- [DESCRIPTION OF THE TASK] Extract all lines in the data that contain the word "JSON".

[Records contained in a dataset]
....

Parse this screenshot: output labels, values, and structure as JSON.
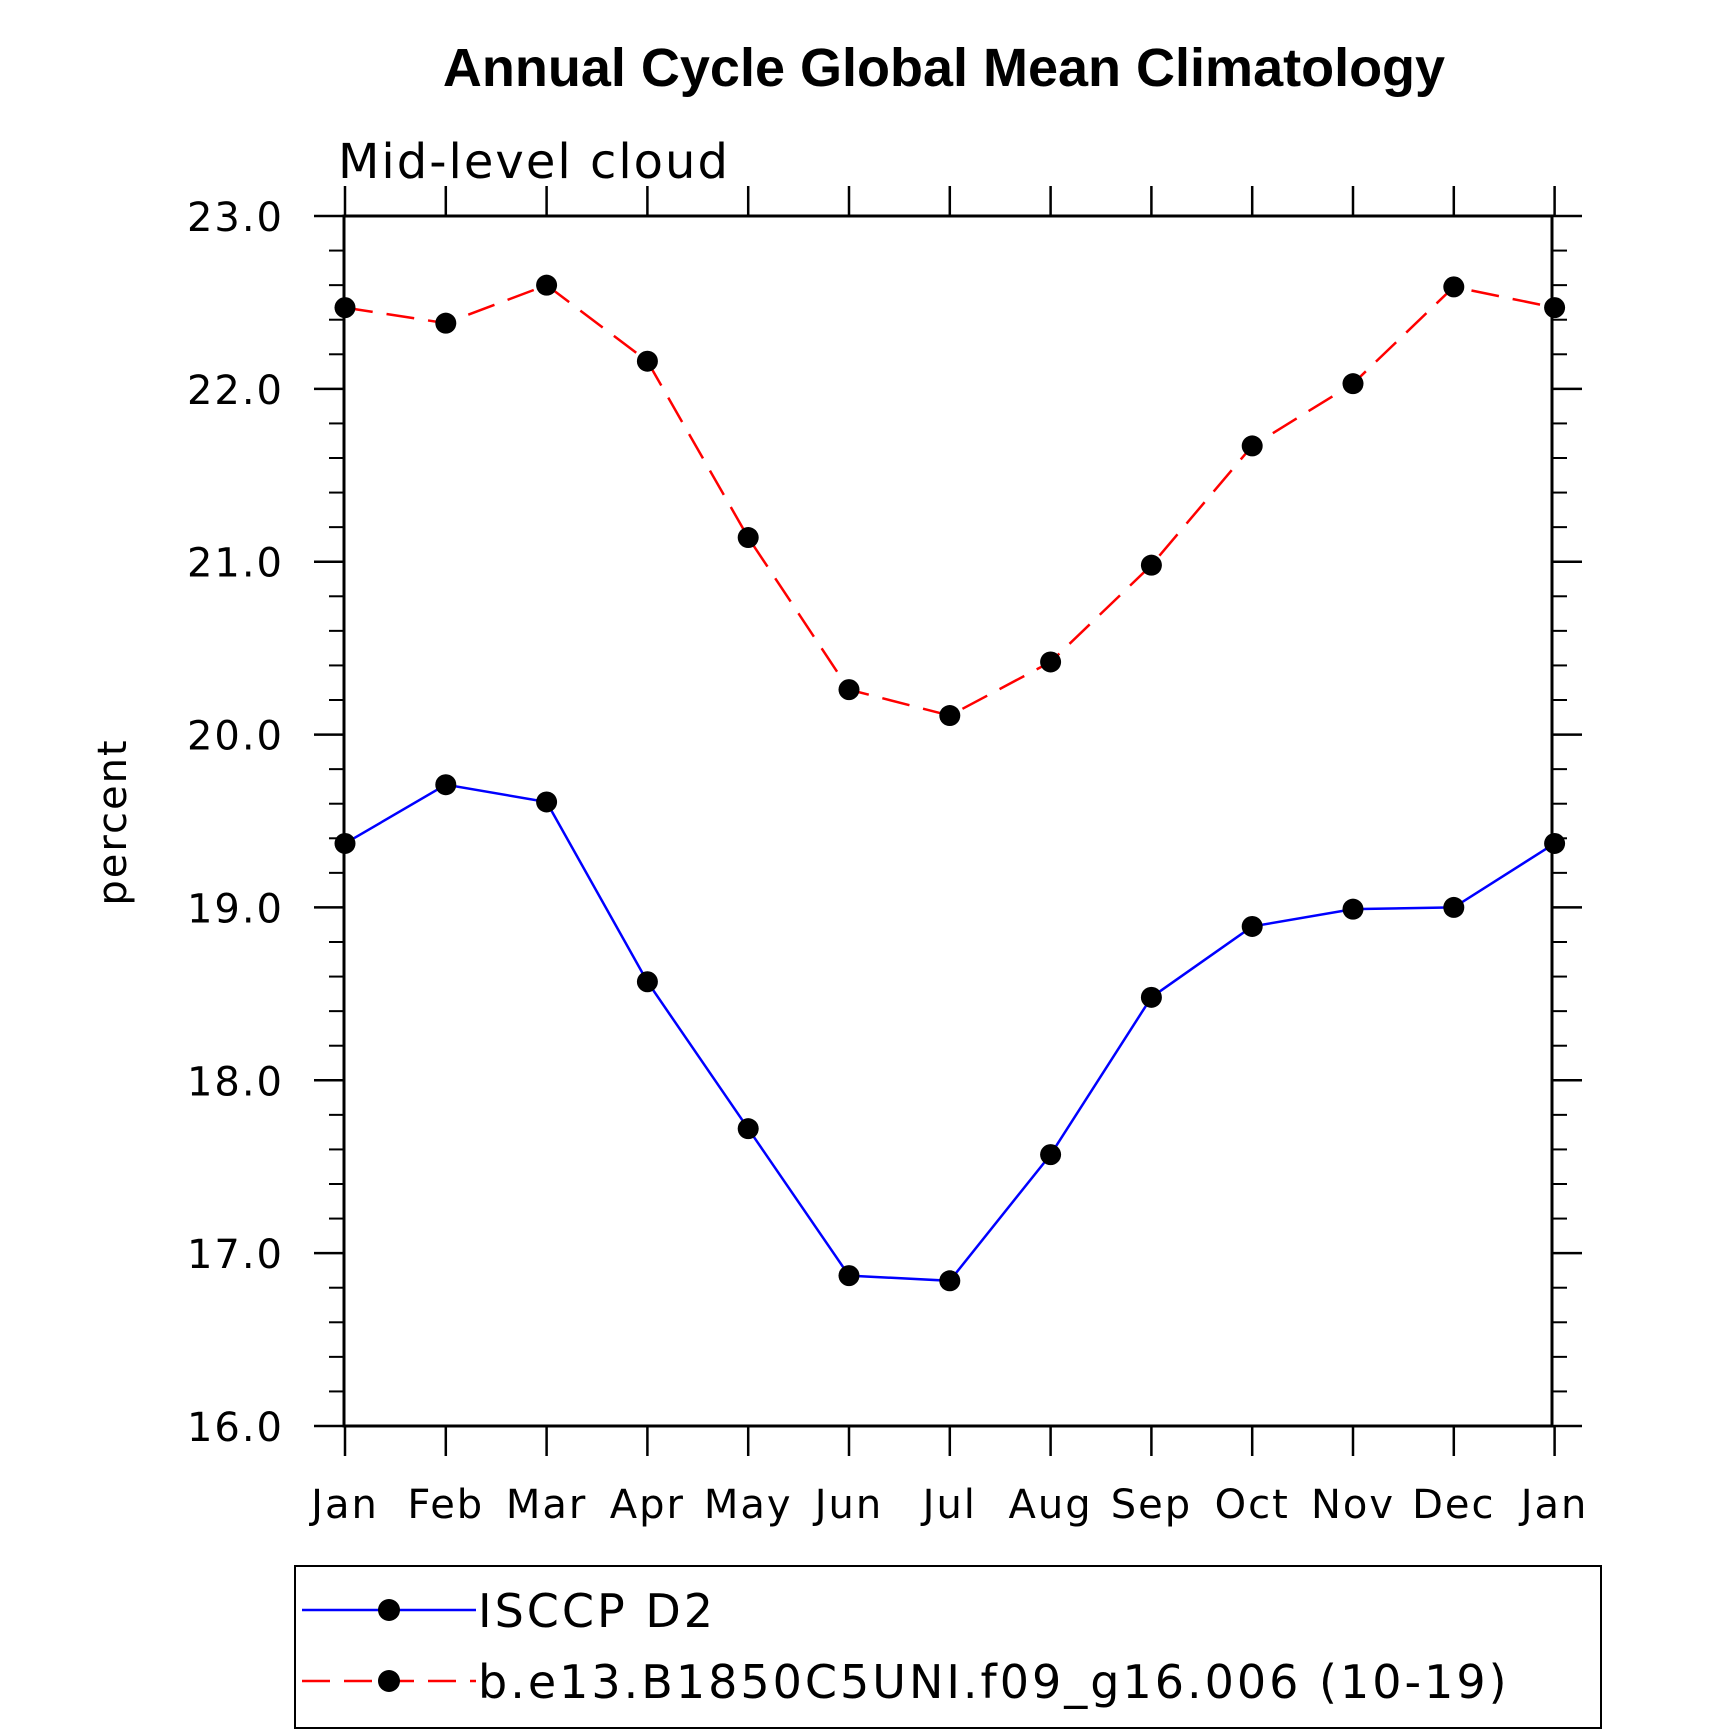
{
  "chart_data": {
    "type": "line",
    "title": "Annual Cycle Global Mean Climatology",
    "subtitle": "Mid-level cloud",
    "ylabel": "percent",
    "xlabel": "",
    "categories": [
      "Jan",
      "Feb",
      "Mar",
      "Apr",
      "May",
      "Jun",
      "Jul",
      "Aug",
      "Sep",
      "Oct",
      "Nov",
      "Dec",
      "Jan"
    ],
    "ylim": [
      16.0,
      23.0
    ],
    "yticks": [
      "16.0",
      "17.0",
      "18.0",
      "19.0",
      "20.0",
      "21.0",
      "22.0",
      "23.0"
    ],
    "grid": false,
    "legend_position": "bottom",
    "series": [
      {
        "name": "ISCCP D2",
        "color": "#0000ff",
        "line_style": "solid",
        "marker": "filled-circle",
        "values": [
          19.37,
          19.71,
          19.61,
          18.57,
          17.72,
          16.87,
          16.84,
          17.57,
          18.48,
          18.89,
          18.99,
          19.0,
          19.37
        ]
      },
      {
        "name": "b.e13.B1850C5UNI.f09_g16.006 (10-19)",
        "color": "#ff0000",
        "line_style": "dashed",
        "marker": "filled-circle",
        "values": [
          22.47,
          22.38,
          22.6,
          22.16,
          21.14,
          20.26,
          20.11,
          20.42,
          20.98,
          21.67,
          22.03,
          22.59,
          22.47
        ]
      }
    ]
  }
}
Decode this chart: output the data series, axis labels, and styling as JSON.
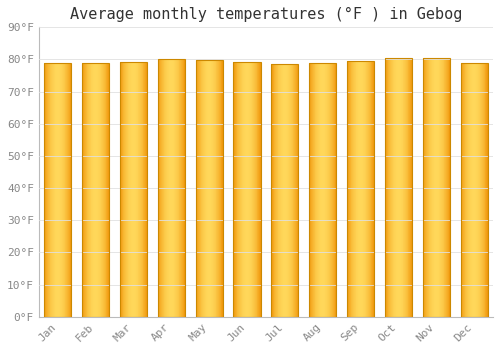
{
  "title": "Average monthly temperatures (°F ) in Gebog",
  "months": [
    "Jan",
    "Feb",
    "Mar",
    "Apr",
    "May",
    "Jun",
    "Jul",
    "Aug",
    "Sep",
    "Oct",
    "Nov",
    "Dec"
  ],
  "values": [
    78.8,
    78.8,
    79.3,
    80.2,
    79.9,
    79.2,
    78.6,
    78.8,
    79.5,
    80.4,
    80.6,
    79.0
  ],
  "ylim": [
    0,
    90
  ],
  "yticks": [
    0,
    10,
    20,
    30,
    40,
    50,
    60,
    70,
    80,
    90
  ],
  "ytick_labels": [
    "0°F",
    "10°F",
    "20°F",
    "30°F",
    "40°F",
    "50°F",
    "60°F",
    "70°F",
    "80°F",
    "90°F"
  ],
  "bar_color_center": "#FFD060",
  "bar_color_edge": "#F0960A",
  "bar_border_color": "#CC8800",
  "background_color": "#FFFFFF",
  "grid_color": "#E0E0E0",
  "title_fontsize": 11,
  "tick_fontsize": 8,
  "font_family": "monospace"
}
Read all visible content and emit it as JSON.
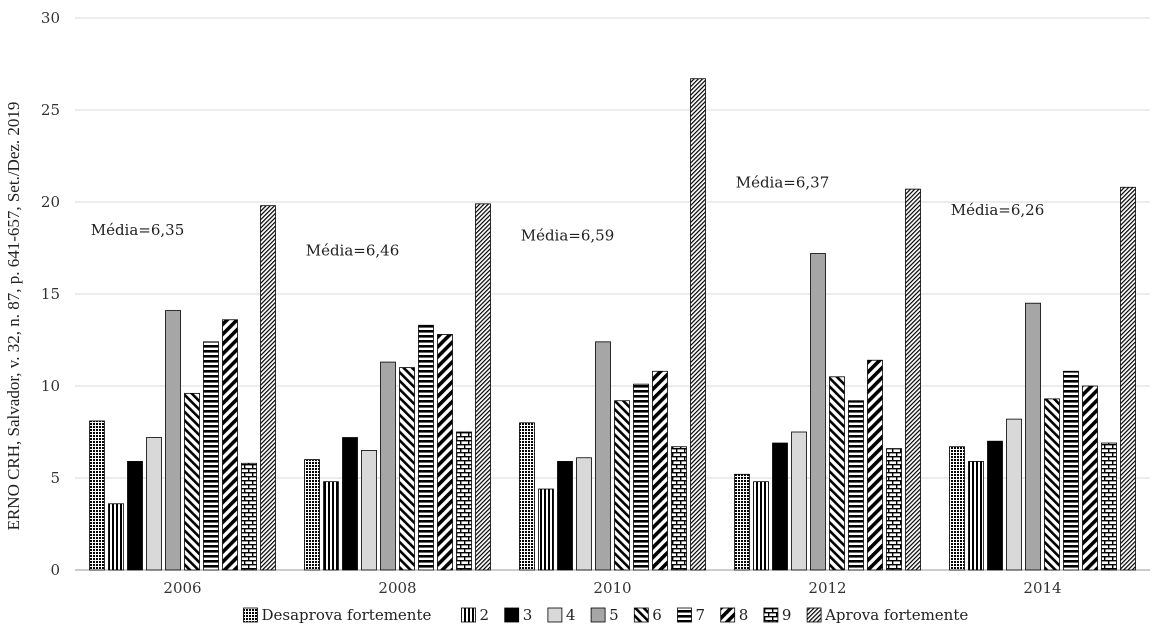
{
  "side_caption": "ERNO CRH, Salvador, v. 32, n. 87, p. 641-657, Set./Dez. 2019",
  "colors": {
    "black": "#000000",
    "light_gray": "#d9d9d9",
    "mid_gray": "#a6a6a6",
    "grid": "#d9d9d9",
    "axis": "#999999"
  },
  "chart_data": {
    "type": "bar",
    "title": "",
    "xlabel": "",
    "ylabel": "",
    "ylim": [
      0,
      30
    ],
    "yticks": [
      "0",
      "5",
      "10",
      "15",
      "20",
      "25",
      "30"
    ],
    "grid": true,
    "legend_position": "bottom",
    "categories": [
      "2006",
      "2008",
      "2010",
      "2012",
      "2014"
    ],
    "series": [
      {
        "name": "Desaprova fortemente",
        "pattern": "dots",
        "values": [
          8.1,
          6.0,
          8.0,
          5.2,
          6.7
        ]
      },
      {
        "name": "2",
        "pattern": "vlines",
        "values": [
          3.6,
          4.8,
          4.4,
          4.8,
          5.9
        ]
      },
      {
        "name": "3",
        "pattern": "black",
        "values": [
          5.9,
          7.2,
          5.9,
          6.9,
          7.0
        ]
      },
      {
        "name": "4",
        "pattern": "lightgray",
        "values": [
          7.2,
          6.5,
          6.1,
          7.5,
          8.2
        ]
      },
      {
        "name": "5",
        "pattern": "midgray",
        "values": [
          14.1,
          11.3,
          12.4,
          17.2,
          14.5
        ]
      },
      {
        "name": "6",
        "pattern": "diag-fwd",
        "values": [
          9.6,
          11.0,
          9.2,
          10.5,
          9.3
        ]
      },
      {
        "name": "7",
        "pattern": "hlines",
        "values": [
          12.4,
          13.3,
          10.1,
          9.2,
          10.8
        ]
      },
      {
        "name": "8",
        "pattern": "diag-back",
        "values": [
          13.6,
          12.8,
          10.8,
          11.4,
          10.0
        ]
      },
      {
        "name": "9",
        "pattern": "bricks",
        "values": [
          5.8,
          7.5,
          6.7,
          6.6,
          6.9
        ]
      },
      {
        "name": "Aprova fortemente",
        "pattern": "fine-diag",
        "values": [
          19.8,
          19.9,
          26.7,
          20.7,
          20.8
        ]
      }
    ],
    "annotations": [
      {
        "text": "Média=6,35",
        "category": "2006",
        "y": 18.2
      },
      {
        "text": "Média=6,46",
        "category": "2008",
        "y": 17.1
      },
      {
        "text": "Média=6,59",
        "category": "2010",
        "y": 17.9
      },
      {
        "text": "Média=6,37",
        "category": "2012",
        "y": 20.8
      },
      {
        "text": "Média=6,26",
        "category": "2014",
        "y": 19.3
      }
    ]
  }
}
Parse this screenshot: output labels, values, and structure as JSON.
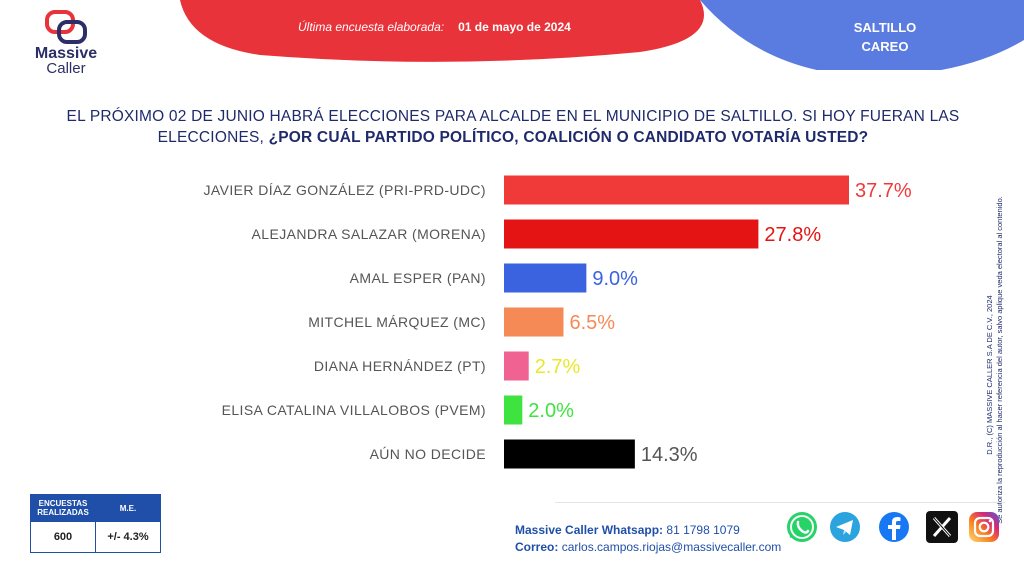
{
  "header": {
    "survey_label": "Última encuesta elaborada:",
    "survey_date": "01 de mayo de 2024",
    "region": "SALTILLO",
    "subregion": "CAREO",
    "brand_line1": "Massive",
    "brand_line2": "Caller"
  },
  "question": {
    "part1": "EL PRÓXIMO 02 DE JUNIO HABRÁ ELECCIONES PARA ALCALDE EN EL MUNICIPIO DE SALTILLO. SI HOY FUERAN LAS ELECCIONES, ",
    "part2": "¿POR CUÁL PARTIDO POLÍTICO, COALICIÓN O CANDIDATO VOTARÍA USTED?"
  },
  "chart_data": {
    "type": "bar",
    "orientation": "horizontal",
    "categories": [
      "JAVIER DÍAZ GONZÁLEZ (PRI-PRD-UDC)",
      "ALEJANDRA SALAZAR (MORENA)",
      "AMAL ESPER (PAN)",
      "MITCHEL MÁRQUEZ (MC)",
      "DIANA HERNÁNDEZ (PT)",
      "ELISA CATALINA VILLALOBOS (PVEM)",
      "AÚN NO DECIDE"
    ],
    "values": [
      37.7,
      27.8,
      9.0,
      6.5,
      2.7,
      2.0,
      14.3
    ],
    "labels": [
      "37.7%",
      "27.8%",
      "9.0%",
      "6.5%",
      "2.7%",
      "2.0%",
      "14.3%"
    ],
    "bar_colors": [
      "#f03a3a",
      "#e41414",
      "#3b63e0",
      "#f58a57",
      "#f06292",
      "#3fe33f",
      "#000000"
    ],
    "label_colors": [
      "#f03a3a",
      "#e41414",
      "#3b63e0",
      "#f58a57",
      "#e8e82a",
      "#3fe33f",
      "#555555"
    ],
    "xlim": [
      0,
      40
    ],
    "grid": false,
    "legend": "none"
  },
  "side_note": {
    "line1": "D.R., (C) MASSIVE CALLER S.A DE C.V., 2024",
    "line2": "Se autoriza la reproducción al hacer referencia del autor, salvo aplique veda electoral al contenido."
  },
  "stats": {
    "sample_label": "ENCUESTAS REALIZADAS",
    "sample_value": "600",
    "moe_label": "M.E.",
    "moe_value": "+/- 4.3%"
  },
  "contact": {
    "whatsapp_label": "Massive Caller Whatsapp:",
    "whatsapp_number": "81 1798 1079",
    "email_label": "Correo:",
    "email": "carlos.campos.riojas@massivecaller.com"
  },
  "social_icons": [
    "whatsapp-icon",
    "telegram-icon",
    "facebook-icon",
    "x-icon",
    "instagram-icon"
  ],
  "colors": {
    "red": "#e8333a",
    "blue": "#5a7be0",
    "navy": "#1f2a6b"
  }
}
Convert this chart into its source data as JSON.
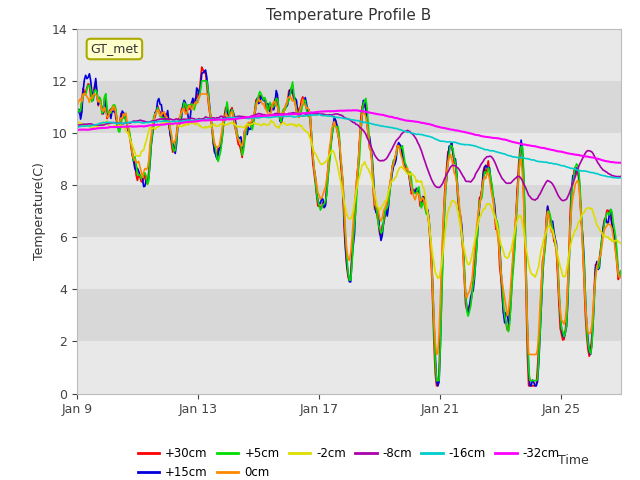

....

- [RESULT FOR THIS TASK]
Parse this screenshot: output labels, values, and structure as JSON.
Decode this chart: output the data series, axis labels, and styling as JSON.
Read all visible content and emit it as JSON.
Parse this screenshot: output labels, values, and structure as JSON.
Convert this chart into its source data as JSON.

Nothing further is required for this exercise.